>> start Source records

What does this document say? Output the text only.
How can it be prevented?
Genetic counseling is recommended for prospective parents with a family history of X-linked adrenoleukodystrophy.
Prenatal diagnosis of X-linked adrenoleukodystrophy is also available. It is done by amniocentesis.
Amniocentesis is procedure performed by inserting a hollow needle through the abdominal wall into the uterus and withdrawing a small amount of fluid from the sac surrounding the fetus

>> end Source records

Exercise directions |
The records above should all be quoted exactly, please.

Output of the exercise |
What does this document say? Output the text only.
How can it be prevented?
Genetic counseling is recommended for prospective parents with a family history of X-linked adrenoleukodystrophy.
Prenatal diagnosis of X-linked adrenoleukodystrophy is also available. It is done by amniocentesis.
Amniocentesis is procedure performed by inserting a hollow needle through the abdominal wall into the uterus and withdrawing a small amount of fluid from the sac surrounding the fetus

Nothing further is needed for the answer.